┌─ RECORDS PROVIDED
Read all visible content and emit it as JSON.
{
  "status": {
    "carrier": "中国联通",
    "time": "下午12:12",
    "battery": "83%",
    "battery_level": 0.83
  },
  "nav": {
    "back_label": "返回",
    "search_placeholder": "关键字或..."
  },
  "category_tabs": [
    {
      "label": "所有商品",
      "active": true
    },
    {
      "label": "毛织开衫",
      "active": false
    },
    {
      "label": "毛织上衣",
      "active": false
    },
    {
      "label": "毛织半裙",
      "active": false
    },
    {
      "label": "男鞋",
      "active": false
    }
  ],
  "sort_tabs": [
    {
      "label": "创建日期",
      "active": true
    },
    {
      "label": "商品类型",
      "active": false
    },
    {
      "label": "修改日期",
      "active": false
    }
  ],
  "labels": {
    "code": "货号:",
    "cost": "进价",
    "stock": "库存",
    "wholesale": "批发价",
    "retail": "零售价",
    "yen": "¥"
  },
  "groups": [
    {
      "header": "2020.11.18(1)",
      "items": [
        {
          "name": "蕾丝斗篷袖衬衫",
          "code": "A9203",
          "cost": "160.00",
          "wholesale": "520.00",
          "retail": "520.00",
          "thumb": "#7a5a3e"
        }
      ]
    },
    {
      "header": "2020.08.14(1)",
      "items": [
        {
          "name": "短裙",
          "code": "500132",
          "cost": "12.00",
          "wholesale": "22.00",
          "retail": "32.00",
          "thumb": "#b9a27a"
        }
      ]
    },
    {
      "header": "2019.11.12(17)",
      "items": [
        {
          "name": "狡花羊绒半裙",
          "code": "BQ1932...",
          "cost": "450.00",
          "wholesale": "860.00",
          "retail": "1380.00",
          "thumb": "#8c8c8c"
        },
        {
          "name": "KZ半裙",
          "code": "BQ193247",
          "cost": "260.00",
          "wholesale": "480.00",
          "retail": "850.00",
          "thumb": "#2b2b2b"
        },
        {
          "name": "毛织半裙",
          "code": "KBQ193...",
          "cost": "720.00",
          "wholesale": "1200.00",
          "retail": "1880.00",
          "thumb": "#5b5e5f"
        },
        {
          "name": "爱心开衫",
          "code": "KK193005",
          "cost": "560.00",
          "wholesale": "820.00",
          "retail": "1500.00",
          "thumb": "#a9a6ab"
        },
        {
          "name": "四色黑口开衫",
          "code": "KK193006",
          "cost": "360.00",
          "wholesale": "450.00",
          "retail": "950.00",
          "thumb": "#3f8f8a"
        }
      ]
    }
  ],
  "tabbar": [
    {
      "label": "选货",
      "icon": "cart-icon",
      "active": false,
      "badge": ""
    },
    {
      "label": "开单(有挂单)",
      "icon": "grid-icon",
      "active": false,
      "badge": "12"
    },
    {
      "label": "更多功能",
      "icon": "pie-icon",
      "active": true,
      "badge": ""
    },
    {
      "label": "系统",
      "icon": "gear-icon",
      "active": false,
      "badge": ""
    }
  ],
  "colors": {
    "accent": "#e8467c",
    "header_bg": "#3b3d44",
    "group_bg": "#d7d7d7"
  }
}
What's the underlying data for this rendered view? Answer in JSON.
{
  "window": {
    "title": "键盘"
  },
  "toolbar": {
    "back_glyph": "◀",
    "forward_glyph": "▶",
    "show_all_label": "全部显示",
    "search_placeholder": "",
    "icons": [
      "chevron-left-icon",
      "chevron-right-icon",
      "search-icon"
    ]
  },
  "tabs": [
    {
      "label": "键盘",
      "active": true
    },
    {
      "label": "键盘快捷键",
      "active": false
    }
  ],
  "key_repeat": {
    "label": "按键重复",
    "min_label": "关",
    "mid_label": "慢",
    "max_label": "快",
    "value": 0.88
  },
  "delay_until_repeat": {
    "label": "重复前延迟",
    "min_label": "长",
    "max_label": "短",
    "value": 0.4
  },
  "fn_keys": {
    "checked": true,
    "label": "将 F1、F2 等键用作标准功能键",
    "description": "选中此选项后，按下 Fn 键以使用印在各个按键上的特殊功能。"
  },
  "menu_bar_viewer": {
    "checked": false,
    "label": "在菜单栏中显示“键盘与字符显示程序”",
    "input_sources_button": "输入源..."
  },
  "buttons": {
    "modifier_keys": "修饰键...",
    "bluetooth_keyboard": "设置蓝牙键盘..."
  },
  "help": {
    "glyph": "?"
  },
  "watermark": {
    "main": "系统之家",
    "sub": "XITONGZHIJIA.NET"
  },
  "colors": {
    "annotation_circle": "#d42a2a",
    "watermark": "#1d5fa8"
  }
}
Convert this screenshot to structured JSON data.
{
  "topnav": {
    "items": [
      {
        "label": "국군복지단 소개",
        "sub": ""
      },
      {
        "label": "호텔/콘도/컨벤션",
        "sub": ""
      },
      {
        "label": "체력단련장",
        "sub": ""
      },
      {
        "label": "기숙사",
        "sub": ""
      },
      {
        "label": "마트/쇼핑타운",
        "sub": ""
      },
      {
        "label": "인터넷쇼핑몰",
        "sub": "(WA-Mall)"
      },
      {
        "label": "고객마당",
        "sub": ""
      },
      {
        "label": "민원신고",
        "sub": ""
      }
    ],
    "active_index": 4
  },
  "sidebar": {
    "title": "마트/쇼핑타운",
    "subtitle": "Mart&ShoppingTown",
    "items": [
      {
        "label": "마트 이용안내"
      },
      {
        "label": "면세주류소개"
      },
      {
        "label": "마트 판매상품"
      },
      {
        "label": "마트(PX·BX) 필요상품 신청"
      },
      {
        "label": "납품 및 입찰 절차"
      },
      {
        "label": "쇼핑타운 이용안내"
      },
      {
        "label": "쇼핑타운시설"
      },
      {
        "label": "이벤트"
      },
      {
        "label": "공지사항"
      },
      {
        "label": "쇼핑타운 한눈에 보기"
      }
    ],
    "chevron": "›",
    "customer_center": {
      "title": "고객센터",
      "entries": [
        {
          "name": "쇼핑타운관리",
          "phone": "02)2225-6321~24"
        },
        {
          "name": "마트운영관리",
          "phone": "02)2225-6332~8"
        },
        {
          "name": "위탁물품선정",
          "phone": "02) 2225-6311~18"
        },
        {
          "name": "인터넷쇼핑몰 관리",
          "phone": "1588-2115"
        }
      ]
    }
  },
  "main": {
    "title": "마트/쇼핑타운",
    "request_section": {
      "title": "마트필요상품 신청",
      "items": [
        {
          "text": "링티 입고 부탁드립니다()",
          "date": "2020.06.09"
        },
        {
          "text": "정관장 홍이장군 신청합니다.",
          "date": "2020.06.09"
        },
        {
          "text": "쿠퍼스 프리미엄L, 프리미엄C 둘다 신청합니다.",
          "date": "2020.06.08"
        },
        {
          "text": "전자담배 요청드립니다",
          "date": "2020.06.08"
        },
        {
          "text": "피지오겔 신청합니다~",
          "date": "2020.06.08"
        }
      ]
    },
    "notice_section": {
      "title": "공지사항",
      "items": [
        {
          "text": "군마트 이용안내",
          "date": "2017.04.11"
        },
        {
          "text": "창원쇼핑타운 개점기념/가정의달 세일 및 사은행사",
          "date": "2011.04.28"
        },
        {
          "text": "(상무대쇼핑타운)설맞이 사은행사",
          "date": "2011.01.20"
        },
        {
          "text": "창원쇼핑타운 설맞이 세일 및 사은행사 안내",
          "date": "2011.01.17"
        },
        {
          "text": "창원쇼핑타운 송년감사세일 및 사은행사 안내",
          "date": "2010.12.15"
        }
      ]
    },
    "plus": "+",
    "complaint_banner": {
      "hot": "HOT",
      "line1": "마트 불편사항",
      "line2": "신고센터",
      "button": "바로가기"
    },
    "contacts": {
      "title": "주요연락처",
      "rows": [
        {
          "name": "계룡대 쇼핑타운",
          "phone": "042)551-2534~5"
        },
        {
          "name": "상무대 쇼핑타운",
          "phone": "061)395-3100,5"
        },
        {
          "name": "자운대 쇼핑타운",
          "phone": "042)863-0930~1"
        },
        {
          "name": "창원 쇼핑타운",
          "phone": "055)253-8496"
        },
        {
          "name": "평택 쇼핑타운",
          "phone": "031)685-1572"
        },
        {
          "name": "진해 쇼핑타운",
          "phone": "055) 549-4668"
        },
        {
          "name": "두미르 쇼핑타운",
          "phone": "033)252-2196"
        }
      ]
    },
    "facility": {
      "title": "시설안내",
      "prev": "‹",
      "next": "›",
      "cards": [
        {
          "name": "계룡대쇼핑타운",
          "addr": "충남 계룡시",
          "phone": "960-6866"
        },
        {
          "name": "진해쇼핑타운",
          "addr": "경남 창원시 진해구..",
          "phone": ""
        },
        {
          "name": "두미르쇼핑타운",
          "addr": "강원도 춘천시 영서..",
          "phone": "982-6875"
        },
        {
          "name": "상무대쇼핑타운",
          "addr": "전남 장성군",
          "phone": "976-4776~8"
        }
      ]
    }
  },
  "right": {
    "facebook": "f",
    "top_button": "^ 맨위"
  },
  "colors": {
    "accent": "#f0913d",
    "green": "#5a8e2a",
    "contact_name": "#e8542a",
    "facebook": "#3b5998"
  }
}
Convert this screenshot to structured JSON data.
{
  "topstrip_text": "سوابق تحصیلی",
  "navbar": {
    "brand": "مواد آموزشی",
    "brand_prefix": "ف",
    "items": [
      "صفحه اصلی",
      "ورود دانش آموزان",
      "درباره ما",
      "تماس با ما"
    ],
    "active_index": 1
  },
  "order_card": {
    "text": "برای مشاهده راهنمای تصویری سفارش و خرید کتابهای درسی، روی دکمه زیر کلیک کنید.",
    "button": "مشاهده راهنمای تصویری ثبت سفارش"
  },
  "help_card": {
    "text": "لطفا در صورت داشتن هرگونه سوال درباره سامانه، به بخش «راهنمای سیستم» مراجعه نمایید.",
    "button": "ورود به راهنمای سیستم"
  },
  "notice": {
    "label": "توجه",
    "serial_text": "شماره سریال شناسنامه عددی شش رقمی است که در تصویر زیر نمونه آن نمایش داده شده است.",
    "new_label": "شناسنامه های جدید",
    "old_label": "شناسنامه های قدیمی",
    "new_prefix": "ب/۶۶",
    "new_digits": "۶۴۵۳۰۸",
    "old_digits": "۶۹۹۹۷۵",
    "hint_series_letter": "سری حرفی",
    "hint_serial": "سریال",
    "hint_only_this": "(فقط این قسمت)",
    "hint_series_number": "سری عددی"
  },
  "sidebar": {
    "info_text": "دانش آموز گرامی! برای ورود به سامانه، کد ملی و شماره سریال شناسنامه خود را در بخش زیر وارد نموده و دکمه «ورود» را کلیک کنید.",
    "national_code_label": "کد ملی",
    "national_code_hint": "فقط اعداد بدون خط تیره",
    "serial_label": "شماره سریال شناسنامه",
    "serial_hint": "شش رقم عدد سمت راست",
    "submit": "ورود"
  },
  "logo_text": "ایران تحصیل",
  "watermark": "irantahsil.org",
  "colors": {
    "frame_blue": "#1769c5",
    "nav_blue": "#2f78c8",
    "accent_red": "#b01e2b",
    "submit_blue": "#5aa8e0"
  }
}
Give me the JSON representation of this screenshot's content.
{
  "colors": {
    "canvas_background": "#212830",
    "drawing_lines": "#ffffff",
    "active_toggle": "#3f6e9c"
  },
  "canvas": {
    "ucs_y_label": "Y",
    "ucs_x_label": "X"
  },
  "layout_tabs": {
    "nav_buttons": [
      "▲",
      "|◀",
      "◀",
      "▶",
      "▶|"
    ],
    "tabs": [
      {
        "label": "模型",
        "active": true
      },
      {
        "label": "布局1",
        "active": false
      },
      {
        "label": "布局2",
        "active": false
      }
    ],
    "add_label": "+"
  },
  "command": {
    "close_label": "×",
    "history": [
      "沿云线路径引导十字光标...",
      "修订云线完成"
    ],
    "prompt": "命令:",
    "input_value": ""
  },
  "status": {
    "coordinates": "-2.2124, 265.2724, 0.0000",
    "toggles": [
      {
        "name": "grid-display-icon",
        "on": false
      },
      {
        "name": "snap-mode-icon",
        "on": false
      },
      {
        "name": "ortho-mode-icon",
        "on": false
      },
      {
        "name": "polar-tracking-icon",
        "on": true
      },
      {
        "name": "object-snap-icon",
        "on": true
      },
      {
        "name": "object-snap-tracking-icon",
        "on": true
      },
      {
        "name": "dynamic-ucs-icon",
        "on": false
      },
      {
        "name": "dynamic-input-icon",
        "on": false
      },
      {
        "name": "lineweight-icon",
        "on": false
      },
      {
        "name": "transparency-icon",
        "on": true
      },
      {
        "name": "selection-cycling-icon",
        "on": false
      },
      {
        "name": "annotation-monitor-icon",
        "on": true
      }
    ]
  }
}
└─
### TASK DETAILS
Pick out lines containing the word "تصویری", each one as written.

### ANSWER TO THE TASK
    "text": "برای مشاهده راهنمای تصویری سفارش و خرید کتابهای درسی، روی دکمه زیر کلیک کنید.",
    "button": "مشاهده راهنمای تصویری ثبت سفارش"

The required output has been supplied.